EXERCISE: Please copy the part of the puppy thread that opens with the words containing "## OurCheekyChihuahuas (Nov" and closes with "is sooo cute!!", replacing "photos" with "pictures".

EXCERPTED PASSAGE:
══════

# Cujo!! FINALLY i got new pics!!!! :-)



## Tracilea (Jul 27, 2009)

omg I was so excited to see new pics from the breeder!! He is small but he has grown since I saw him last 3 weeks ago. I am in LOVEEEEEEEEEEEEEEEEEEEEEEEEEEEEEEEEEEEEEEEEEEEEEE He's so cute!!!! lol
Here he is, my cutie boy


----------



## Elle.Bee (Mar 16, 2010)

Aww he is just adorable very lovely colours !!


----------



## lynx8456 (Feb 26, 2009)

OMG I can't get over how handsome he is.  Can't wait for more pics!


----------



## Tracilea (Jul 27, 2009)

Thanks!! Me too, I keep gazing at the pictures!! lol Its hard to tell his coat colour in the sun, it almost looks chocolatey, and I see so far so good with the mask  The breeder also said since its Easter the day we are due to pick him up, we can come the 3rd instead as not to have to juggle things around for Easter! So ONE day closer lol


----------



## I<3Gizmo (Feb 12, 2009)

YAY FOR NEW PICS!!! He is such a doll!


----------



## michelle.merine (Mar 7, 2010)

Aww he is adorable! Congrats! 


Michelle


----------



## Muzby (Jan 28, 2009)

He's so handsome!


----------



## chideb (Jan 29, 2008)

He is even more adorable now... I love his markings and colors.. A truly beautiful little fella!


----------



## MChis (Oct 13, 2009)

Adorable!! You must be SO psyched to bring him home!


----------



## Whisper (Mar 25, 2010)

He's so tiny and precious! <3 Awww.


----------



## LittleHead (May 20, 2004)

Oh look at him!!!!!! I love him too :love2:


----------



## snazzychi (Jan 19, 2010)

he is stunning! looks like one of minnie's brothers! so beautiful!, love the pix. xx


----------



## OurCheekyChihuahuas (Nov 18, 2009)

Handsome photos! Hasnt he grown! :O lol congrats on finally getting pics  x


----------



## Terri (Aug 21, 2009)

Congrats!
He is sooo cute!!


----------



## rache (Nov 10, 2009)

Aww how cute,hes tiny!! So sweet xx


----------



## *Chloe* (Feb 6, 2006)

══════

COLLECTED DATA:
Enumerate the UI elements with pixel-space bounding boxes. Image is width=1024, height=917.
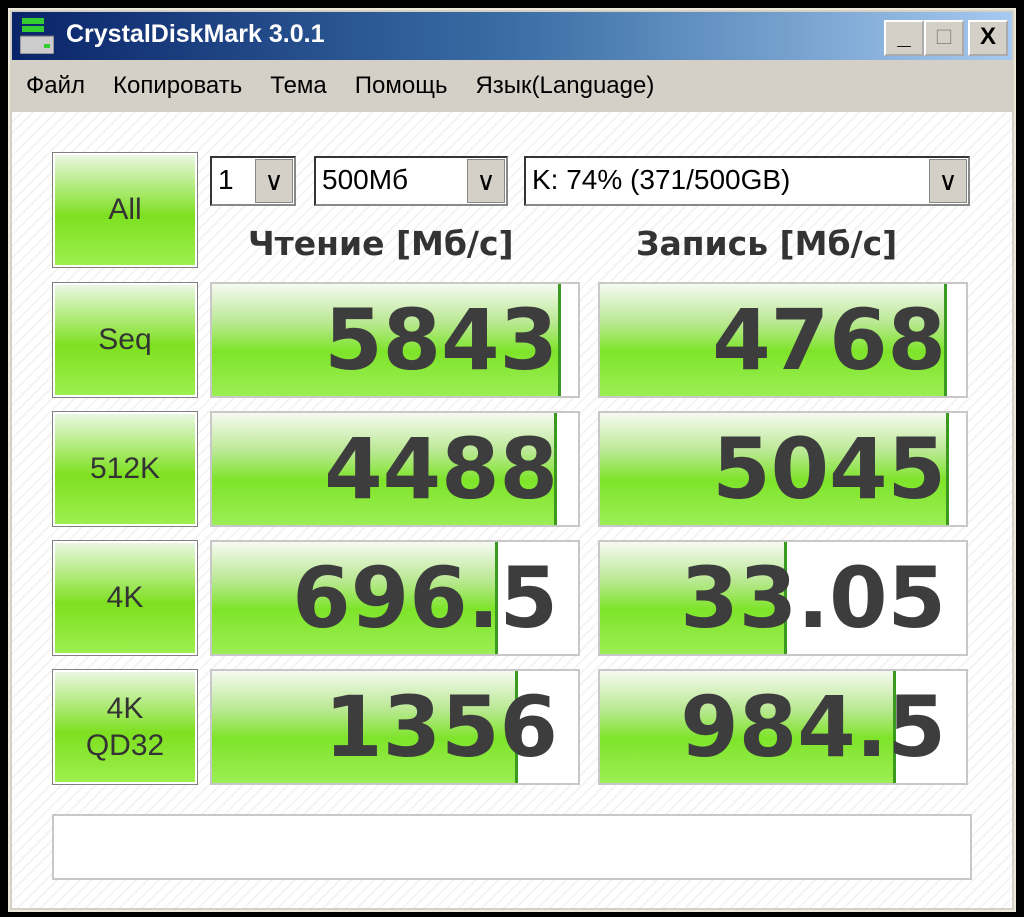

══════

WRITTEN REPLY:
## OurCheekyChihuahuas (Nov 18, 2009)

Handsome pictures! Hasnt he grown! :O lol congrats on finally getting pics  x


----------



## Terri (Aug 21, 2009)

Congrats!
He is sooo cute!!